Testo di riferimento

"""

L'anticomunismo non prevarrà, la verità storica trionferà

Partito Comunista di Grecia (KKE), Partiti firmatari | solidnet.org
Traduzione per Resistenze.org a cura del Centro di Cultura e Documentazione Popolare

20/05/2025

Dichiarazione congiunta di AKEL (Cipro), KKE (Grecia), KSČM (Repubblica Ceca), PCP (Portogallo) sulle azioni anticomuniste dei deputati europei del PPE

La Dichiarazione congiunta del Partito Comunista di Grecia (KKE), del Partito Progressista dei Lavoratori di Cipro (AKEL), del PC portoghese e del PC di Boemia e Moravia, promossa dal KKE, è una risposta alle azioni anticomuniste di alcuni deputati europei del Partito Popolare Europeo (PPE). La dichiarazione congiunta che condanna l'anticomunismo, che è stata inviata ad altri eurodeputati per la firma, sarà consegnata sotto forma di lettera al Presidente della Commissione europea e al Collegio dei Commissari.

"""

Dati
"""

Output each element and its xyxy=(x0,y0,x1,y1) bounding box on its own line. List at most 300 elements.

"""

Esercizi
1) Secondo il testo di riferimento, a chi sarà consegnata la dichiarazione congiunta?
2) Indica se ciascuna affermazione concorda con il testo di riferimento, rispondendo sì o no e citando le parole decisive del testo.
(a) La dichiarazione congiunta è stata promossa dal KKE.
(b) La dichiarazione risponde ad azioni di deputati europei del Partito Socialista Europeo.
(c) La dichiarazione è stata inviata ad altri eurodeputati per la firma.
3) Prosegui il testo di riferimento sulla dichiarazione congiunta contro l'anticomunismo, ripartendo dopo la sua ultima frase.

Soluzioni
1) Sarà consegnata sotto forma di lettera al Presidente della Commissione europea e al Collegio dei Commissari.

2)
(a) Sì: "promossa dal KKE".
(b) No: "alcuni deputati europei del Partito Popolare Europeo (PPE)".
(c) Sì: "che è stata inviata ad altri eurodeputati per la firma".

3)
Il testo firmato dagli eurodeputati dei quattro partiti è il seguente:

"Nel momento in cui i popoli celebrano l'80° anniversario della Grande Vittoria Antifascista dei Popoli, quando, con il contributo decisivo dell'URSS e dell'Armata Rossa, nonché della resistenza popolare in vari paesi, il fascismo è stato schiacciato e l'umanità è stata liberata dalle atrocità naziste, è una provocazione che cinque eurodeputati del PPE abbiano chiesto di firmare una petizione per vietare la falce e il martello, i simboli sovietici, il sostegno alle idee comuniste e la rimozione dei monumenti sovietici e antifascisti.
Si tratta di proposte che distorcono la storia e provengono da forze anticomuniste, che oltraggiano la memoria dei milioni di persone che hanno dato la vita per la vittoria antifascista e dei popoli europei e delle loro lotte contro il mostro fascista. Si tratta dell'ennesimo tentativo di riabilitare il fascismo e costituisce non solo un attacco ai comunisti, ma anche agli altri antifascisti, a tutte le persone e ai loro diritti, sostenuto da forze che cercano di falsificare il contributo dei comunisti alla lotta di liberazione dei popoli, mascherare i fallimenti delle loro politiche antipopolari e promuovere l'estrema destra.
L'attacco ai diritti democratici delle persone e l'anticomunismo non prevarranno, la verità storica trionferà e il popolo uscirà vittorioso, proprio come allora.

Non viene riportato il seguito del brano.